*Directive*. Copy every line of the data below verbatim, omitting the pictures.

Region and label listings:
********

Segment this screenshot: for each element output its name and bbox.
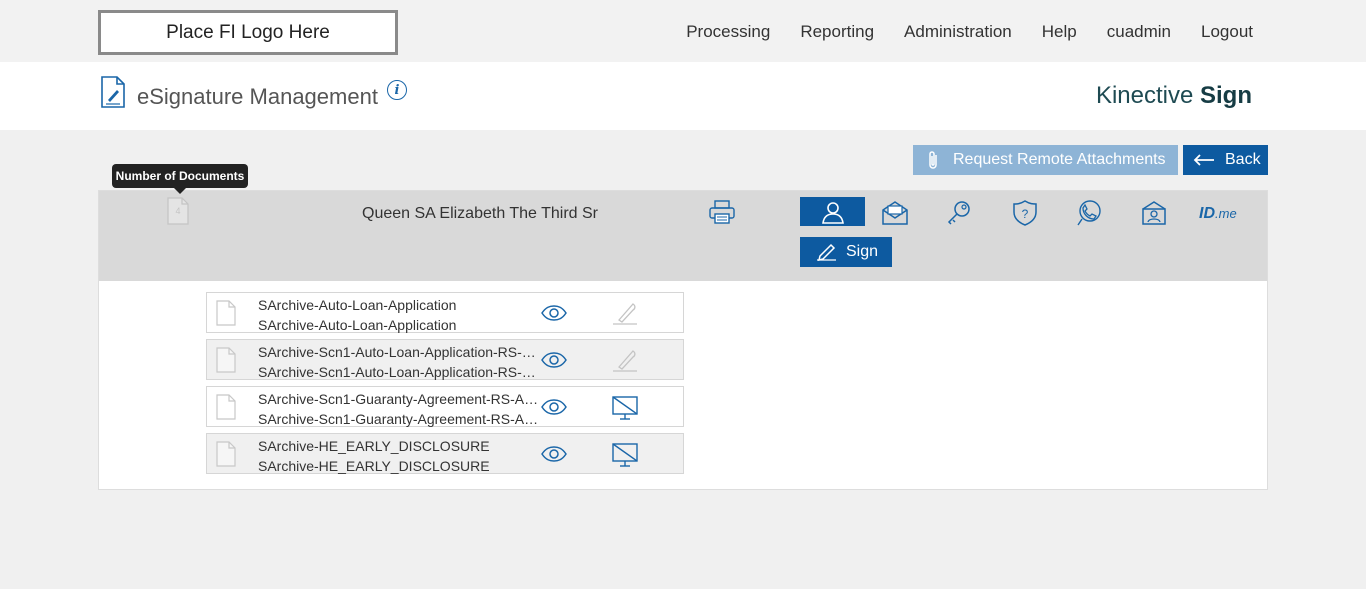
document-title: SArchive-Scn1-Auto-Loan-Application-RS-A… bbox=[258, 344, 540, 360]
document-subtitle: SArchive-Scn1-Guaranty-Agreement-RS-AF… bbox=[258, 411, 540, 427]
file-icon bbox=[216, 441, 236, 467]
top-nav-bar: Place FI Logo Here Processing Reporting … bbox=[0, 0, 1366, 62]
file-icon bbox=[216, 347, 236, 373]
no-display-icon[interactable] bbox=[611, 441, 639, 469]
document-subtitle: SArchive-HE_EARLY_DISCLOSURE bbox=[258, 458, 490, 474]
print-icon[interactable] bbox=[708, 199, 736, 225]
remote-attachments-label: Request Remote Attachments bbox=[953, 151, 1166, 168]
key-icon[interactable] bbox=[945, 199, 975, 227]
document-subtitle: SArchive-Scn1-Auto-Loan-Application-RS-A… bbox=[258, 364, 540, 380]
document-names: SArchive-Scn1-Auto-Loan-Application-RS-A… bbox=[258, 342, 540, 382]
sign-button[interactable]: Sign bbox=[800, 237, 892, 267]
pen-icon bbox=[817, 243, 836, 261]
document-row[interactable]: SArchive-Scn1-Guaranty-Agreement-RS-AF… … bbox=[206, 386, 684, 427]
auth-user-button[interactable] bbox=[800, 197, 865, 226]
document-subtitle: SArchive-Auto-Loan-Application bbox=[258, 317, 457, 333]
svg-text:?: ? bbox=[1022, 207, 1029, 221]
file-icon bbox=[216, 300, 236, 326]
nav-processing[interactable]: Processing bbox=[686, 22, 770, 42]
eye-icon[interactable] bbox=[541, 399, 567, 415]
info-icon[interactable]: i bbox=[387, 80, 407, 100]
file-icon bbox=[216, 394, 236, 420]
document-names: SArchive-Scn1-Guaranty-Agreement-RS-AF… … bbox=[258, 389, 540, 429]
sign-label: Sign bbox=[846, 243, 879, 260]
document-row[interactable]: SArchive-Auto-Loan-Application SArchive-… bbox=[206, 292, 684, 333]
nav-help[interactable]: Help bbox=[1042, 22, 1077, 42]
no-display-icon[interactable] bbox=[611, 394, 639, 422]
id-card-icon[interactable] bbox=[1139, 199, 1169, 227]
signer-panel-header: 4 Queen SA Elizabeth The Third Sr ? ID.m… bbox=[99, 191, 1267, 281]
number-of-documents-tooltip: Number of Documents bbox=[112, 164, 248, 194]
brand-logo: Kinective Sign bbox=[1096, 82, 1252, 110]
phone-icon[interactable] bbox=[1074, 199, 1104, 227]
document-names: SArchive-HE_EARLY_DISCLOSURE SArchive-HE… bbox=[258, 436, 540, 476]
document-names: SArchive-Auto-Loan-Application SArchive-… bbox=[258, 295, 540, 335]
nav-logout[interactable]: Logout bbox=[1201, 22, 1253, 42]
sign-pen-disabled-icon bbox=[613, 303, 637, 325]
page-header: eSignature Management i Kinective Sign bbox=[0, 62, 1366, 130]
fi-logo-placeholder: Place FI Logo Here bbox=[98, 10, 398, 55]
arrow-left-icon bbox=[1193, 154, 1214, 166]
signer-panel: 4 Queen SA Elizabeth The Third Sr ? ID.m… bbox=[98, 190, 1268, 490]
back-label: Back bbox=[1225, 151, 1261, 168]
svg-text:4: 4 bbox=[175, 206, 180, 216]
idme-logo[interactable]: ID.me bbox=[1199, 205, 1237, 223]
nav-user-account[interactable]: cuadmin bbox=[1107, 22, 1171, 42]
document-title: SArchive-Scn1-Guaranty-Agreement-RS-AF… bbox=[258, 391, 540, 407]
nav-reporting[interactable]: Reporting bbox=[800, 22, 874, 42]
esignature-doc-icon bbox=[101, 76, 125, 108]
eye-icon[interactable] bbox=[541, 446, 567, 462]
back-button[interactable]: Back bbox=[1183, 145, 1268, 175]
document-title: SArchive-HE_EARLY_DISCLOSURE bbox=[258, 438, 490, 454]
document-row[interactable]: SArchive-Scn1-Auto-Loan-Application-RS-A… bbox=[206, 339, 684, 380]
signer-name: Queen SA Elizabeth The Third Sr bbox=[362, 205, 598, 222]
sign-pen-disabled-icon bbox=[613, 350, 637, 372]
document-count-icon[interactable]: 4 bbox=[167, 197, 189, 225]
user-icon bbox=[821, 201, 844, 224]
eye-icon[interactable] bbox=[541, 352, 567, 368]
brand-light: Kinective bbox=[1095, 82, 1200, 109]
page-title: eSignature Management bbox=[137, 84, 378, 109]
idme-light: .me bbox=[1215, 206, 1237, 221]
eye-icon[interactable] bbox=[541, 305, 567, 321]
shield-question-icon[interactable]: ? bbox=[1010, 199, 1040, 227]
nav-administration[interactable]: Administration bbox=[904, 22, 1012, 42]
paperclip-icon bbox=[929, 151, 937, 169]
document-title: SArchive-Auto-Loan-Application bbox=[258, 297, 457, 313]
document-row[interactable]: SArchive-HE_EARLY_DISCLOSURE SArchive-HE… bbox=[206, 433, 684, 474]
request-remote-attachments-button[interactable]: Request Remote Attachments bbox=[913, 145, 1178, 175]
brand-bold: Sign bbox=[1200, 82, 1252, 109]
main-nav: Processing Reporting Administration Help… bbox=[656, 22, 1253, 42]
email-icon[interactable] bbox=[880, 199, 910, 227]
idme-bold: ID bbox=[1199, 205, 1215, 222]
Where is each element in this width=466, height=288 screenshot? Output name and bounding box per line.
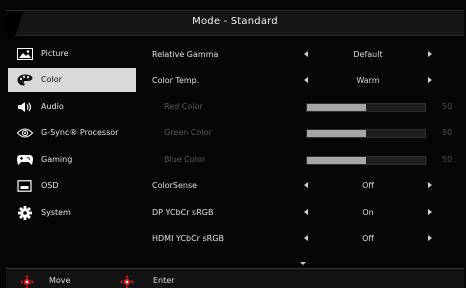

********

*Problem solution*.
Segment this screenshot: for each element output its name and bbox.
document-title: SArchive-Scn1-Auto-Loan-Application-RS-A… bbox=[258, 344, 540, 360]
document-subtitle: SArchive-Scn1-Guaranty-Agreement-RS-AF… bbox=[258, 411, 540, 427]
file-icon bbox=[216, 441, 236, 467]
top-nav-bar: Place FI Logo Here Processing Reporting … bbox=[0, 0, 1366, 62]
file-icon bbox=[216, 347, 236, 373]
no-display-icon[interactable] bbox=[611, 441, 639, 469]
document-subtitle: SArchive-HE_EARLY_DISCLOSURE bbox=[258, 458, 490, 474]
print-icon[interactable] bbox=[708, 199, 736, 225]
remote-attachments-label: Request Remote Attachments bbox=[953, 151, 1166, 168]
key-icon[interactable] bbox=[945, 199, 975, 227]
document-subtitle: SArchive-Scn1-Auto-Loan-Application-RS-A… bbox=[258, 364, 540, 380]
document-names: SArchive-Scn1-Auto-Loan-Application-RS-A… bbox=[258, 342, 540, 382]
sign-button[interactable]: Sign bbox=[800, 237, 892, 267]
pen-icon bbox=[817, 243, 836, 261]
document-row[interactable]: SArchive-Scn1-Guaranty-Agreement-RS-AF… … bbox=[206, 386, 684, 427]
auth-user-button[interactable] bbox=[800, 197, 865, 226]
document-subtitle: SArchive-Auto-Loan-Application bbox=[258, 317, 457, 333]
svg-text:?: ? bbox=[1022, 207, 1029, 221]
file-icon bbox=[216, 300, 236, 326]
nav-processing[interactable]: Processing bbox=[686, 22, 770, 42]
eye-icon[interactable] bbox=[541, 399, 567, 415]
info-icon[interactable]: i bbox=[387, 80, 407, 100]
file-icon bbox=[216, 394, 236, 420]
document-names: SArchive-Scn1-Guaranty-Agreement-RS-AF… … bbox=[258, 389, 540, 429]
sign-label: Sign bbox=[846, 243, 879, 260]
document-row[interactable]: SArchive-Auto-Loan-Application SArchive-… bbox=[206, 292, 684, 333]
nav-help[interactable]: Help bbox=[1042, 22, 1077, 42]
no-display-icon[interactable] bbox=[611, 394, 639, 422]
id-card-icon[interactable] bbox=[1139, 199, 1169, 227]
signer-panel-header: 4 Queen SA Elizabeth The Third Sr ? ID.m… bbox=[99, 191, 1267, 281]
number-of-documents-tooltip: Number of Documents bbox=[112, 164, 248, 194]
brand-logo: Kinective Sign bbox=[1096, 82, 1252, 110]
phone-icon[interactable] bbox=[1074, 199, 1104, 227]
document-names: SArchive-HE_EARLY_DISCLOSURE SArchive-HE… bbox=[258, 436, 540, 476]
document-names: SArchive-Auto-Loan-Application SArchive-… bbox=[258, 295, 540, 335]
nav-logout[interactable]: Logout bbox=[1201, 22, 1253, 42]
sign-pen-disabled-icon bbox=[613, 303, 637, 325]
page-header: eSignature Management i Kinective Sign bbox=[0, 62, 1366, 130]
fi-logo-placeholder: Place FI Logo Here bbox=[98, 10, 398, 55]
arrow-left-icon bbox=[1193, 154, 1214, 166]
signer-panel: 4 Queen SA Elizabeth The Third Sr ? ID.m… bbox=[98, 190, 1268, 490]
back-label: Back bbox=[1225, 151, 1261, 168]
svg-text:4: 4 bbox=[175, 206, 180, 216]
idme-logo[interactable]: ID.me bbox=[1199, 205, 1237, 223]
nav-user-account[interactable]: cuadmin bbox=[1107, 22, 1171, 42]
document-title: SArchive-Scn1-Guaranty-Agreement-RS-AF… bbox=[258, 391, 540, 407]
nav-reporting[interactable]: Reporting bbox=[800, 22, 874, 42]
esignature-doc-icon bbox=[101, 76, 125, 108]
eye-icon[interactable] bbox=[541, 446, 567, 462]
back-button[interactable]: Back bbox=[1183, 145, 1268, 175]
document-title: SArchive-HE_EARLY_DISCLOSURE bbox=[258, 438, 490, 454]
document-row[interactable]: SArchive-Scn1-Auto-Loan-Application-RS-A… bbox=[206, 339, 684, 380]
signer-name: Queen SA Elizabeth The Third Sr bbox=[362, 205, 598, 222]
sign-pen-disabled-icon bbox=[613, 350, 637, 372]
document-count-icon[interactable]: 4 bbox=[167, 197, 189, 225]
user-icon bbox=[821, 201, 844, 224]
eye-icon[interactable] bbox=[541, 352, 567, 368]
brand-light: Kinective bbox=[1095, 82, 1200, 109]
page-title: eSignature Management bbox=[137, 84, 378, 109]
idme-light: .me bbox=[1215, 206, 1237, 221]
eye-icon[interactable] bbox=[541, 305, 567, 321]
shield-question-icon[interactable]: ? bbox=[1010, 199, 1040, 227]
nav-administration[interactable]: Administration bbox=[904, 22, 1012, 42]
paperclip-icon bbox=[929, 151, 937, 169]
document-title: SArchive-Auto-Loan-Application bbox=[258, 297, 457, 313]
document-row[interactable]: SArchive-HE_EARLY_DISCLOSURE SArchive-HE… bbox=[206, 433, 684, 474]
request-remote-attachments-button[interactable]: Request Remote Attachments bbox=[913, 145, 1178, 175]
brand-bold: Sign bbox=[1200, 82, 1252, 109]
main-nav: Processing Reporting Administration Help… bbox=[656, 22, 1253, 42]
email-icon[interactable] bbox=[880, 199, 910, 227]
idme-bold: ID bbox=[1199, 205, 1215, 222]
Where is each element in this width=466, height=288 screenshot? Output name and bounding box per line.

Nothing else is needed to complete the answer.